[start]

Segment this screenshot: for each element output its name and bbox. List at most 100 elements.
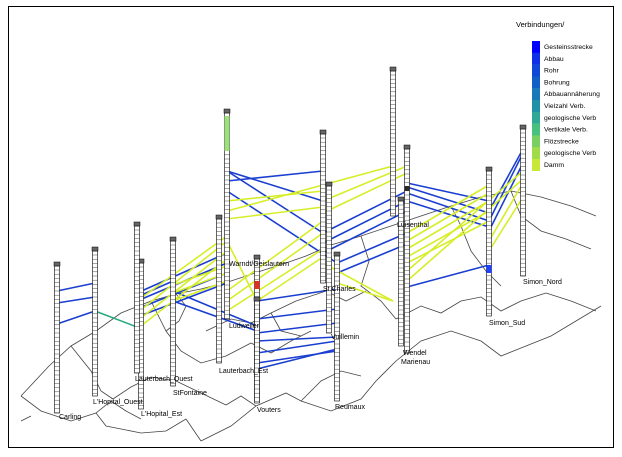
connection-line (136, 282, 228, 318)
legend-swatch (532, 76, 540, 89)
shaft-column (254, 300, 260, 404)
connection-line (406, 184, 490, 234)
shaft-vuillemin[interactable] (325, 181, 333, 334)
shaft-head (333, 251, 341, 257)
shaft-label-lhopital_est: L'Hopital_Est (141, 411, 182, 418)
connection-line (406, 200, 490, 250)
legend-item-label: Abbau (544, 56, 564, 63)
shaft-column (92, 250, 98, 397)
terrain-line (300, 370, 362, 402)
shaft-label-st_charles: St.Charles (323, 286, 356, 293)
shaft-lauterbach_est[interactable] (215, 214, 223, 364)
connection-line (406, 264, 490, 288)
shaft-column (486, 170, 492, 317)
shaft-reumaux[interactable] (333, 251, 341, 402)
shaft-luisenthal[interactable] (389, 66, 397, 217)
shaft-head (53, 261, 61, 267)
connection-line (256, 308, 338, 320)
shaft-simon_nord[interactable] (519, 124, 527, 277)
connection-line (226, 232, 324, 302)
legend-swatch (532, 135, 540, 148)
terrain-line (150, 300, 252, 364)
terrain-line (360, 235, 397, 320)
legend-swatch (532, 159, 540, 171)
shaft-head (519, 124, 527, 130)
shaft-head (223, 108, 231, 114)
connection-line (406, 182, 490, 202)
connection-line (226, 165, 394, 212)
connection-line (336, 282, 394, 302)
connection-line (136, 240, 228, 314)
shaft-label-reumaux: Reumaux (335, 404, 365, 411)
shaft-marienau[interactable] (403, 144, 411, 354)
terrain-line (70, 345, 114, 400)
connection-line (488, 148, 524, 212)
shaft-label-lauterbach_est: Lauterbach_Est (219, 368, 268, 375)
legend-swatch (532, 41, 540, 53)
shaft-label-marienau: Marienau (401, 359, 430, 366)
shaft-st_charles[interactable] (319, 129, 327, 284)
shaft-vouters[interactable] (253, 296, 261, 404)
shaft-label-simon_sud: Simon_Sud (489, 320, 525, 327)
shaft-head (403, 144, 411, 150)
connection-line (406, 200, 490, 228)
legend-item-label: Flözstrecke (544, 138, 579, 145)
connection-line (226, 170, 324, 182)
legend-swatch (532, 64, 540, 77)
shaft-lauterbach_ouest[interactable] (133, 221, 141, 374)
terrain-line (200, 305, 602, 442)
connection-line (172, 300, 258, 332)
terrain-line (185, 418, 202, 442)
connection-line (226, 240, 258, 302)
shaft-label-warndt: Warndt/Geislautern (229, 261, 289, 268)
connection-line (136, 235, 228, 302)
shaft-stfontaine[interactable] (169, 236, 177, 387)
shaft-carling[interactable] (53, 261, 61, 414)
shaft-lhopital_ouest[interactable] (91, 246, 99, 397)
connection-line (226, 170, 324, 202)
shaft-head (319, 129, 327, 135)
terrain-line (225, 395, 257, 407)
connection-line (406, 178, 524, 282)
shaft-label-lauterbach_ouest: Lauterbach_Ouest (135, 376, 193, 383)
shaft-highlight (224, 116, 230, 151)
connection-line (226, 248, 324, 312)
connections-layer (56, 148, 524, 370)
shaft-column (216, 218, 222, 364)
terrain-line (510, 190, 592, 250)
shaft-head (215, 214, 223, 220)
connection-line (322, 210, 408, 254)
shaft-column (134, 225, 140, 374)
shaft-label-lhopital_ouest: L'Hopital_Ouest (93, 399, 143, 406)
diagram-frame: Carling L'Hopital_Ouest L'Hopital_Est Laute… (8, 6, 614, 448)
connection-line (256, 348, 338, 370)
shaft-head (485, 166, 493, 172)
connection-line (488, 182, 524, 242)
shaft-label-wendel: Wendel (403, 350, 427, 357)
shaft-label-vouters: Vouters (257, 407, 281, 414)
shaft-label-luisenthal: Luisenthal (397, 222, 429, 229)
legend-swatch (532, 147, 540, 160)
shaft-highlight (486, 265, 492, 273)
shaft-column (170, 240, 176, 387)
legend: Verbindungen/ Gesteinsstrecke Abbau Rohr Bo… (516, 20, 600, 171)
shaft-simon_sud[interactable] (485, 166, 493, 317)
shaft-head (253, 254, 261, 260)
shaft-column (520, 128, 526, 277)
connection-line (406, 210, 490, 258)
connection-line (56, 310, 96, 325)
connection-line (256, 340, 338, 354)
connection-line (136, 252, 228, 294)
connection-line (406, 192, 490, 242)
connection-line (256, 322, 338, 334)
terrain-line (20, 415, 32, 422)
legend-item-label: geologische Verb (544, 115, 596, 122)
legend-swatch (532, 88, 540, 101)
terrain-line (545, 292, 597, 312)
shaft-wendel[interactable] (397, 196, 405, 347)
terrain-line (112, 376, 152, 400)
connection-line (56, 296, 96, 304)
shaft-column (54, 265, 60, 414)
connection-line (488, 196, 524, 252)
connection-line (226, 206, 324, 220)
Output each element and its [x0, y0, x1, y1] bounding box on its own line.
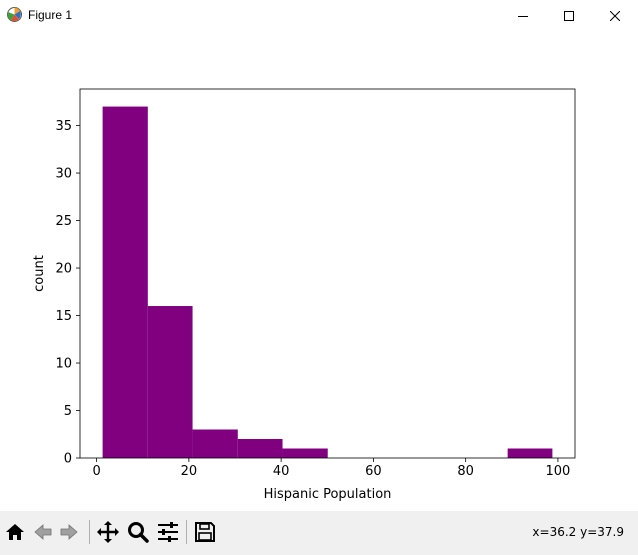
home-button[interactable] [2, 519, 28, 545]
x-tick-label: 0 [92, 464, 100, 479]
x-tick-label: 60 [365, 464, 382, 479]
histogram-bar [102, 106, 148, 459]
histogram-bar [147, 306, 193, 458]
histogram-bar [192, 429, 238, 458]
forward-arrow-icon [60, 524, 78, 540]
save-icon [195, 522, 215, 542]
minimize-button[interactable] [500, 0, 546, 31]
save-button[interactable] [192, 519, 218, 545]
back-arrow-icon [34, 524, 52, 540]
configure-subplots-button[interactable] [155, 519, 181, 545]
minimize-icon [518, 15, 528, 17]
close-icon [610, 10, 620, 21]
y-tick-label: 0 [64, 452, 72, 467]
maximize-button[interactable] [546, 0, 592, 31]
x-tick-label: 20 [181, 464, 198, 479]
y-tick-label: 20 [55, 262, 72, 277]
axes-frame [79, 88, 576, 459]
close-button[interactable] [592, 0, 638, 31]
navigation-toolbar: x=36.2 y=37.9 [0, 511, 638, 555]
y-tick-label: 25 [55, 214, 72, 229]
y-tick-label: 35 [55, 119, 72, 134]
y-tick-label: 15 [55, 309, 72, 324]
histogram-bar [282, 448, 328, 458]
window-title: Figure 1 [28, 8, 73, 22]
x-axis-label: Hispanic Population [264, 487, 392, 502]
pan-button[interactable] [95, 519, 121, 545]
histogram-chart: 0 20 40 60 80 100 0 5 10 15 20 25 30 35 Hispanic Popul… [32, 88, 576, 502]
x-tick-label: 100 [546, 464, 571, 479]
y-tick-label: 5 [64, 404, 72, 419]
x-tick-label: 40 [273, 464, 290, 479]
sliders-icon [158, 522, 178, 542]
figure-canvas[interactable]: 0 20 40 60 80 100 0 5 10 15 20 25 30 35 Hispanic Popul… [0, 31, 638, 511]
toolbar-separator [186, 520, 187, 544]
toolbar-separator [89, 520, 90, 544]
y-tick-label: 10 [55, 357, 72, 372]
title-bar[interactable]: Figure 1 [0, 0, 638, 32]
move-icon [97, 521, 119, 543]
zoom-button[interactable] [125, 519, 151, 545]
histogram-bar [507, 448, 553, 458]
back-button[interactable] [30, 519, 56, 545]
forward-button[interactable] [56, 519, 82, 545]
matplotlib-logo-icon [7, 7, 22, 22]
maximize-icon [564, 10, 574, 21]
cursor-coordinates: x=36.2 y=37.9 [532, 525, 624, 539]
y-tick-label: 30 [55, 167, 72, 182]
zoom-icon [128, 522, 149, 543]
x-tick-label: 80 [457, 464, 474, 479]
histogram-bar [237, 439, 283, 458]
home-icon [6, 524, 24, 540]
y-axis-label: count [32, 255, 47, 292]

[end]

[Problem details]
Rewrite all of the records above, changing every "connection-line" to "link-line" and leaving everything else as it is. Leave out the pictures.

[Problem solution]
Segment this screenshot: for each element output its name and bbox. List at most 100 elements.
link-line (136, 282, 228, 318)
legend-swatch (532, 76, 540, 89)
shaft-column (254, 300, 260, 404)
link-line (406, 184, 490, 234)
shaft-vuillemin[interactable] (325, 181, 333, 334)
shaft-head (333, 251, 341, 257)
shaft-label-lhopital_est: L'Hopital_Est (141, 411, 182, 418)
link-line (406, 200, 490, 250)
legend-item-label: Abbau (544, 56, 564, 63)
shaft-column (92, 250, 98, 397)
terrain-line (300, 370, 362, 402)
shaft-label-st_charles: St.Charles (323, 286, 356, 293)
shaft-lauterbach_est[interactable] (215, 214, 223, 364)
link-line (406, 264, 490, 288)
shaft-column (486, 170, 492, 317)
shaft-reumaux[interactable] (333, 251, 341, 402)
shaft-luisenthal[interactable] (389, 66, 397, 217)
shaft-head (53, 261, 61, 267)
link-line (256, 308, 338, 320)
shaft-simon_nord[interactable] (519, 124, 527, 277)
link-line (226, 232, 324, 302)
legend-swatch (532, 135, 540, 148)
terrain-line (150, 300, 252, 364)
terrain-line (360, 235, 397, 320)
legend-swatch (532, 159, 540, 171)
shaft-head (519, 124, 527, 130)
shaft-head (223, 108, 231, 114)
link-line (406, 182, 490, 202)
link-line (226, 165, 394, 212)
link-line (336, 282, 394, 302)
link-line (136, 240, 228, 314)
shaft-label-reumaux: Reumaux (335, 404, 365, 411)
shaft-marienau[interactable] (403, 144, 411, 354)
terrain-line (70, 345, 114, 400)
link-line (488, 148, 524, 212)
shaft-label-lauterbach_est: Lauterbach_Est (219, 368, 268, 375)
legend-swatch (532, 41, 540, 53)
shaft-label-marienau: Marienau (401, 359, 430, 366)
shaft-st_charles[interactable] (319, 129, 327, 284)
shaft-vouters[interactable] (253, 296, 261, 404)
shaft-label-simon_sud: Simon_Sud (489, 320, 525, 327)
shaft-head (403, 144, 411, 150)
link-line (406, 200, 490, 228)
legend-item-label: Flözstrecke (544, 138, 579, 145)
link-line (226, 170, 324, 182)
legend-swatch (532, 64, 540, 77)
shaft-lauterbach_ouest[interactable] (133, 221, 141, 374)
terrain-line (200, 305, 602, 442)
link-line (172, 300, 258, 332)
terrain-line (185, 418, 202, 442)
link-line (226, 240, 258, 302)
shaft-label-warndt: Warndt/Geislautern (229, 261, 289, 268)
link-line (136, 235, 228, 302)
shaft-stfontaine[interactable] (169, 236, 177, 387)
shaft-carling[interactable] (53, 261, 61, 414)
shaft-lhopital_ouest[interactable] (91, 246, 99, 397)
link-line (226, 170, 324, 202)
shaft-head (319, 129, 327, 135)
terrain-line (225, 395, 257, 407)
link-line (406, 178, 524, 282)
shaft-label-lauterbach_ouest: Lauterbach_Ouest (135, 376, 193, 383)
shaft-highlight (224, 116, 230, 151)
link-line (226, 248, 324, 312)
connections-layer (56, 148, 524, 370)
shaft-column (216, 218, 222, 364)
terrain-line (510, 190, 592, 250)
shaft-head (215, 214, 223, 220)
link-line (322, 210, 408, 254)
shaft-column (134, 225, 140, 374)
shaft-label-lhopital_ouest: L'Hopital_Ouest (93, 399, 143, 406)
diagram-frame: Carling L'Hopital_Ouest L'Hopital_Est Laute… (8, 6, 614, 448)
link-line (256, 348, 338, 370)
shaft-head (485, 166, 493, 172)
link-line (488, 182, 524, 242)
shaft-label-wendel: Wendel (403, 350, 427, 357)
shaft-label-vouters: Vouters (257, 407, 281, 414)
shaft-label-luisenthal: Luisenthal (397, 222, 429, 229)
legend-swatch (532, 147, 540, 160)
shaft-highlight (486, 265, 492, 273)
shaft-column (170, 240, 176, 387)
legend: Verbindungen/ Gesteinsstrecke Abbau Rohr Bo… (516, 20, 600, 171)
shaft-simon_sud[interactable] (485, 166, 493, 317)
shaft-head (253, 254, 261, 260)
shaft-column (520, 128, 526, 277)
link-line (406, 210, 490, 258)
link-line (56, 310, 96, 325)
link-line (256, 340, 338, 354)
link-line (136, 252, 228, 294)
link-line (406, 192, 490, 242)
link-line (256, 322, 338, 334)
terrain-line (20, 415, 32, 422)
legend-item-label: geologische Verb (544, 115, 596, 122)
legend-swatch (532, 88, 540, 101)
terrain-line (545, 292, 597, 312)
shaft-wendel[interactable] (397, 196, 405, 347)
terrain-line (112, 376, 152, 400)
link-line (56, 296, 96, 304)
shaft-column (54, 265, 60, 414)
link-line (488, 196, 524, 252)
link-line (226, 206, 324, 220)
Output each element and its [x0, y0, x1, y1] bounding box on its own line.
home-button[interactable] [2, 519, 28, 545]
x-tick-label: 0 [92, 464, 100, 479]
x-tick-label: 60 [365, 464, 382, 479]
histogram-bar [102, 106, 148, 459]
histogram-bar [147, 306, 193, 458]
histogram-bar [192, 429, 238, 458]
forward-arrow-icon [60, 524, 78, 540]
save-icon [195, 522, 215, 542]
minimize-button[interactable] [500, 0, 546, 31]
save-button[interactable] [192, 519, 218, 545]
back-arrow-icon [34, 524, 52, 540]
configure-subplots-button[interactable] [155, 519, 181, 545]
minimize-icon [518, 15, 528, 17]
close-icon [610, 10, 620, 21]
y-tick-label: 0 [64, 452, 72, 467]
maximize-button[interactable] [546, 0, 592, 31]
x-tick-label: 20 [181, 464, 198, 479]
y-tick-label: 20 [55, 262, 72, 277]
axes-frame [79, 88, 576, 459]
close-button[interactable] [592, 0, 638, 31]
navigation-toolbar: x=36.2 y=37.9 [0, 511, 638, 555]
y-tick-label: 25 [55, 214, 72, 229]
y-tick-label: 35 [55, 119, 72, 134]
y-tick-label: 15 [55, 309, 72, 324]
histogram-bar [282, 448, 328, 458]
window-title: Figure 1 [28, 8, 73, 22]
x-axis-label: Hispanic Population [264, 487, 392, 502]
pan-button[interactable] [95, 519, 121, 545]
histogram-chart: 0 20 40 60 80 100 0 5 10 15 20 25 30 35 Hispanic Popul… [32, 88, 576, 502]
x-tick-label: 100 [546, 464, 571, 479]
y-tick-label: 5 [64, 404, 72, 419]
x-tick-label: 40 [273, 464, 290, 479]
sliders-icon [158, 522, 178, 542]
figure-canvas[interactable]: 0 20 40 60 80 100 0 5 10 15 20 25 30 35 Hispanic Popul… [0, 31, 638, 511]
toolbar-separator [186, 520, 187, 544]
toolbar-separator [89, 520, 90, 544]
y-tick-label: 10 [55, 357, 72, 372]
title-bar[interactable]: Figure 1 [0, 0, 638, 32]
move-icon [97, 521, 119, 543]
zoom-button[interactable] [125, 519, 151, 545]
histogram-bar [507, 448, 553, 458]
back-button[interactable] [30, 519, 56, 545]
forward-button[interactable] [56, 519, 82, 545]
matplotlib-logo-icon [7, 7, 22, 22]
maximize-icon [564, 10, 574, 21]
cursor-coordinates: x=36.2 y=37.9 [532, 525, 624, 539]
y-tick-label: 30 [55, 167, 72, 182]
zoom-icon [128, 522, 149, 543]
x-tick-label: 80 [457, 464, 474, 479]
histogram-bar [237, 439, 283, 458]
home-icon [6, 524, 24, 540]
y-axis-label: count [32, 255, 47, 292]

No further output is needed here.